____ DATA SUPPLIED

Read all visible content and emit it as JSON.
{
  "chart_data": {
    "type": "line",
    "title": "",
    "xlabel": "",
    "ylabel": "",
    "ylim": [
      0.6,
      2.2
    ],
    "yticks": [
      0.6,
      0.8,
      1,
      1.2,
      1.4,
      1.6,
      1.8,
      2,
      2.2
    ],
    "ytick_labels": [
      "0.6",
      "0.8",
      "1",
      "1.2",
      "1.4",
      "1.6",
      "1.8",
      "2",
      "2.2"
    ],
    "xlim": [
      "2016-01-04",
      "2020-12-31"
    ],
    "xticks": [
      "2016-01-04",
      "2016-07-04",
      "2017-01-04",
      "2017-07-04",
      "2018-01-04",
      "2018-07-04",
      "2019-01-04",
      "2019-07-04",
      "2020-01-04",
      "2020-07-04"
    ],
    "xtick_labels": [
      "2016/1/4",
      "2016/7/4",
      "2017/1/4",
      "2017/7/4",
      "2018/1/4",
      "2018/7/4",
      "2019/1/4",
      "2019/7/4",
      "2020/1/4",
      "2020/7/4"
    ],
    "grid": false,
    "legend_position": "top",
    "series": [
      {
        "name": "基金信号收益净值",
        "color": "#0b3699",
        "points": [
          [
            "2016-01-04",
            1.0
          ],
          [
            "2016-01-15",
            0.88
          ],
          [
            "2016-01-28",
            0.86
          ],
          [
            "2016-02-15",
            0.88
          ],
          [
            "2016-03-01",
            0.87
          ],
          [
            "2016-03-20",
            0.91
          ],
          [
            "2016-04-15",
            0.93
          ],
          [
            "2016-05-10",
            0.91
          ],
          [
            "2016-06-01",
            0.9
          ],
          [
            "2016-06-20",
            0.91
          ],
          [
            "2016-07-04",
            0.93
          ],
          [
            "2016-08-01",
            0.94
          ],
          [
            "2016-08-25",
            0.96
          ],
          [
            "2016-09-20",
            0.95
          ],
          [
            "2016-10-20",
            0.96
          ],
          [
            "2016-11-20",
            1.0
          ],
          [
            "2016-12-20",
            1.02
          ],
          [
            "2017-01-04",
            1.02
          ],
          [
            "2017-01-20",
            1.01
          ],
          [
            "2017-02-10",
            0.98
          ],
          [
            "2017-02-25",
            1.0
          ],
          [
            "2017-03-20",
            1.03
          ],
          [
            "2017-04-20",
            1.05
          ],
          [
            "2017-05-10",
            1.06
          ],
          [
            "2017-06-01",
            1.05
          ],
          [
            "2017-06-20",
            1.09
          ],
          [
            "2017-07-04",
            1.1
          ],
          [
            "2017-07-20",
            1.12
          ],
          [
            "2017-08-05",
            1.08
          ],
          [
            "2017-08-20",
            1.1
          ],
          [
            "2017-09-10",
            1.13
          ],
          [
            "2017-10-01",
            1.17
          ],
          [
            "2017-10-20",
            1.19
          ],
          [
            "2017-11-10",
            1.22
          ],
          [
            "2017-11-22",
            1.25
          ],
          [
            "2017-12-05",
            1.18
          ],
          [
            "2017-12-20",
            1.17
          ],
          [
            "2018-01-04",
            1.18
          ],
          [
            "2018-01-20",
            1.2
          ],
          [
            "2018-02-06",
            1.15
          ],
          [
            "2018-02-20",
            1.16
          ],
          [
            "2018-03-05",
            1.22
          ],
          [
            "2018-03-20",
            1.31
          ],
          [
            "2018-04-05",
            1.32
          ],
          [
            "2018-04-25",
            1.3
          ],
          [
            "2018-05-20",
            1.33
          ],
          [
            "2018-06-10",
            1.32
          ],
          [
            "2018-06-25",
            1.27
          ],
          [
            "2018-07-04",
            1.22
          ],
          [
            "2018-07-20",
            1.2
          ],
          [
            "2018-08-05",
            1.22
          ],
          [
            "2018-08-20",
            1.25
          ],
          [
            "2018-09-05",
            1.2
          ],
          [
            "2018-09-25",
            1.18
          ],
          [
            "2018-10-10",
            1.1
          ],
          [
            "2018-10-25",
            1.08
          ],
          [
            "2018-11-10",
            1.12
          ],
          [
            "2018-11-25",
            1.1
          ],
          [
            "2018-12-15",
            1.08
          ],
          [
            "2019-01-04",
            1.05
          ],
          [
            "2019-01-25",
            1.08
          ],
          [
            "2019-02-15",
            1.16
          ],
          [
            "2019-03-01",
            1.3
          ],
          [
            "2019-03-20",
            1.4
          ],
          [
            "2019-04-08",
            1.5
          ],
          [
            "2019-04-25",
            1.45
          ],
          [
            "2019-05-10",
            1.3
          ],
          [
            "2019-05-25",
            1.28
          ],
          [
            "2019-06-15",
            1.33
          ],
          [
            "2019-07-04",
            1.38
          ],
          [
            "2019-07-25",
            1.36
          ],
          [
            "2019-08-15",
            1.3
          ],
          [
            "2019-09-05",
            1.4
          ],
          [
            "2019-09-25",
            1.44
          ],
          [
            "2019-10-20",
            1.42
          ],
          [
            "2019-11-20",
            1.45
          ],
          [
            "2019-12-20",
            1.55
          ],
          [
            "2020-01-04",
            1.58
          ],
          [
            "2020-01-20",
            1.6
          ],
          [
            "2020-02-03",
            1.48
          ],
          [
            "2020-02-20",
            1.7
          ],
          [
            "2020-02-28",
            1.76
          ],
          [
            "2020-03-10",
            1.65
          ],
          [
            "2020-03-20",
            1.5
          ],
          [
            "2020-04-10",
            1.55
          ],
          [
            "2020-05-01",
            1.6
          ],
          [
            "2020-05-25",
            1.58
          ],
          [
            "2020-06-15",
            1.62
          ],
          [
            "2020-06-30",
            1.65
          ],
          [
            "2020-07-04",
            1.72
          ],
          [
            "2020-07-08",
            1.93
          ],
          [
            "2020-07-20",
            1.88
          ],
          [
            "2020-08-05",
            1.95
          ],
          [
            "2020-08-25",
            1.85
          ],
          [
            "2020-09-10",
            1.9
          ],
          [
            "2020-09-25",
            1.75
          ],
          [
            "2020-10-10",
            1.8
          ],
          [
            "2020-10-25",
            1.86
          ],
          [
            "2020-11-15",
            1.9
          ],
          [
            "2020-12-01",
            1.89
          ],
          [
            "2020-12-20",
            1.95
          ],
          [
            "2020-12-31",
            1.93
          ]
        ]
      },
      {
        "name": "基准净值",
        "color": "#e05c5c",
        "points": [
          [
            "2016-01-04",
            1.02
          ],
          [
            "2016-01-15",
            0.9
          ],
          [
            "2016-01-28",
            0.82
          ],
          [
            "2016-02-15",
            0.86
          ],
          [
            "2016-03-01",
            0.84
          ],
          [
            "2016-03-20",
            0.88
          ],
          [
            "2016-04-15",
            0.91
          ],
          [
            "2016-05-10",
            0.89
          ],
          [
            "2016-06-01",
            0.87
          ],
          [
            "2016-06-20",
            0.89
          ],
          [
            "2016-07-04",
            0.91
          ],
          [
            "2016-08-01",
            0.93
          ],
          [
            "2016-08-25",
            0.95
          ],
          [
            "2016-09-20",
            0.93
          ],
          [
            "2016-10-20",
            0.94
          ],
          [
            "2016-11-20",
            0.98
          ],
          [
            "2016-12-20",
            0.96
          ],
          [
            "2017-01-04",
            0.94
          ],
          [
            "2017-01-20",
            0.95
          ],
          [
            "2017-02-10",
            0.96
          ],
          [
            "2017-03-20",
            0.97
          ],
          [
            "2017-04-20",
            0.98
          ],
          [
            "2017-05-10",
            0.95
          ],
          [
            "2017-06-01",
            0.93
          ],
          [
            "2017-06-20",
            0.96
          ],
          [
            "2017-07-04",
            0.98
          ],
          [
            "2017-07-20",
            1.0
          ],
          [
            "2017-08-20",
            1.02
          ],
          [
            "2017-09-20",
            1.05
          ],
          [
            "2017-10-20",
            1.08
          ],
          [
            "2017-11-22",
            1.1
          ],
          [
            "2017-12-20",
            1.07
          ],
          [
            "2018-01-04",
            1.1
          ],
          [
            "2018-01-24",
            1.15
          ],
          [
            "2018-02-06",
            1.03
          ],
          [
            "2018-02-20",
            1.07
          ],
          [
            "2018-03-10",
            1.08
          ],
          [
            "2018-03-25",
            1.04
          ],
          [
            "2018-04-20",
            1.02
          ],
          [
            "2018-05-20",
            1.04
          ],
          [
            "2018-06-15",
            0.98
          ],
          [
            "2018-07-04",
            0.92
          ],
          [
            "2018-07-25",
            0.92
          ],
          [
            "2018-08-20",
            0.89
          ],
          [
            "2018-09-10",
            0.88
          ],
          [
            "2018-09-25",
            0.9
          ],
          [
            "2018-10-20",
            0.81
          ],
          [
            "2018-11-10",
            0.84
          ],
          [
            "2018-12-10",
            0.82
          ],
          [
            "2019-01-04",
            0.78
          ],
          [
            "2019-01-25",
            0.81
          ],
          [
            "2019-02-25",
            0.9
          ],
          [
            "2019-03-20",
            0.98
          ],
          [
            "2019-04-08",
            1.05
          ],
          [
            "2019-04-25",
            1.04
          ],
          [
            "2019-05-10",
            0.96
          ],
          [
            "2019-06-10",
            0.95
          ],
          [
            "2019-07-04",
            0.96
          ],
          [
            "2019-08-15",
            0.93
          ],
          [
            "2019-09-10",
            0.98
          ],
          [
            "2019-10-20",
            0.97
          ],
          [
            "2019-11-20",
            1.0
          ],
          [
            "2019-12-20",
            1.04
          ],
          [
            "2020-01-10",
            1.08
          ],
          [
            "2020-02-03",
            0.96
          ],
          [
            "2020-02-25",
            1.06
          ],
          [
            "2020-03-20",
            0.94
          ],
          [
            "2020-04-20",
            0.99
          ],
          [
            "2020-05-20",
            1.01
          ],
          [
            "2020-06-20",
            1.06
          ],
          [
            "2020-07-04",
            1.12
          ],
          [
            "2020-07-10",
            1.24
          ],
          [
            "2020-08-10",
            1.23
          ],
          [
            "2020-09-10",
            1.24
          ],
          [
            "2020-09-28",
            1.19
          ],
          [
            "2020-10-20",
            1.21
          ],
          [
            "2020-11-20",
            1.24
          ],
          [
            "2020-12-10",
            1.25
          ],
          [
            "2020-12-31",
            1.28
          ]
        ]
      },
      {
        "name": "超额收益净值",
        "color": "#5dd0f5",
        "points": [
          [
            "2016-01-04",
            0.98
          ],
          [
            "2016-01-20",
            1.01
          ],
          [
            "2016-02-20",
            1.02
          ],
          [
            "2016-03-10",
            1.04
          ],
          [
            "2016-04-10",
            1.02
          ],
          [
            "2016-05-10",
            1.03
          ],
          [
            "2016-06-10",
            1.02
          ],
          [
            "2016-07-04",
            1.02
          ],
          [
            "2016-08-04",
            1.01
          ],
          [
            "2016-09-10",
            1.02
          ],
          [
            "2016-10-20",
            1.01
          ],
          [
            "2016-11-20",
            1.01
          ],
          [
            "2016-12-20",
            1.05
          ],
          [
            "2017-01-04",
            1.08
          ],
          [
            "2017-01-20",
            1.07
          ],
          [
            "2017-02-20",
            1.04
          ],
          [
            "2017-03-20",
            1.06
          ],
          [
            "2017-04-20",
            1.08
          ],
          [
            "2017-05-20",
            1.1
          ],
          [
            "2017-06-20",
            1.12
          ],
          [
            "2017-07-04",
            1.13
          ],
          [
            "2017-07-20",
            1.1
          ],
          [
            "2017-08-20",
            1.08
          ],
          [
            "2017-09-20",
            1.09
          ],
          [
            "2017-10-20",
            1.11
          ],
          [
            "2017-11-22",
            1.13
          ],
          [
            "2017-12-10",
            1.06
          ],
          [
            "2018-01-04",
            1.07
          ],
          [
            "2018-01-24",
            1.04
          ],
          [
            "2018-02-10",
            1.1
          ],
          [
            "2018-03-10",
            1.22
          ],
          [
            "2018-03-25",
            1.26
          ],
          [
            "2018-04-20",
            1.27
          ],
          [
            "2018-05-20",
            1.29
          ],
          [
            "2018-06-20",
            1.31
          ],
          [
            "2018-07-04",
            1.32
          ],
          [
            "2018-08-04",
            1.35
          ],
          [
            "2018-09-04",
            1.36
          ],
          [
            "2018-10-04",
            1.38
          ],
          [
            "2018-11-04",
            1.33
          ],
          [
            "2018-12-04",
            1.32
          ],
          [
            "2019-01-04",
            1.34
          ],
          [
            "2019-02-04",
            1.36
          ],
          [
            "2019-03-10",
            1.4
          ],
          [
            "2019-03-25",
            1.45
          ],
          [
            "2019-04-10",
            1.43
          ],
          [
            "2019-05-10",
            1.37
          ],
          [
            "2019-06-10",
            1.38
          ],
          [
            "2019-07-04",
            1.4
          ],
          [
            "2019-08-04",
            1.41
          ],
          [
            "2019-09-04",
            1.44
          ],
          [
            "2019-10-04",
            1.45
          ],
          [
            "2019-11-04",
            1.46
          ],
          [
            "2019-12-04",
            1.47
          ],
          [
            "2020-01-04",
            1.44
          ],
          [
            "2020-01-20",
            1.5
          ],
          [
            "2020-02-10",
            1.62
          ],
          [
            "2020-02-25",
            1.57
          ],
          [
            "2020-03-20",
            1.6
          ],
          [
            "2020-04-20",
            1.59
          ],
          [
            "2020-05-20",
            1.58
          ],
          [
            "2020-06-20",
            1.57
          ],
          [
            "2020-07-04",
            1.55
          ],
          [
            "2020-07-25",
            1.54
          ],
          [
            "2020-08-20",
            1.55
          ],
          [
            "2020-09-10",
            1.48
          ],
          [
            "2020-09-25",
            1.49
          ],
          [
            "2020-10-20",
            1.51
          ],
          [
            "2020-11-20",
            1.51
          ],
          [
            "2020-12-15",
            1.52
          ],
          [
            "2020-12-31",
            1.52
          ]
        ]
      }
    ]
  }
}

________

#### BRIEF:
Pick out every line of the listing containing the word "color", and show those lines.

#### SOLUTION:
        "color": "#0b3699",
        "color": "#e05c5c",
        "color": "#5dd0f5",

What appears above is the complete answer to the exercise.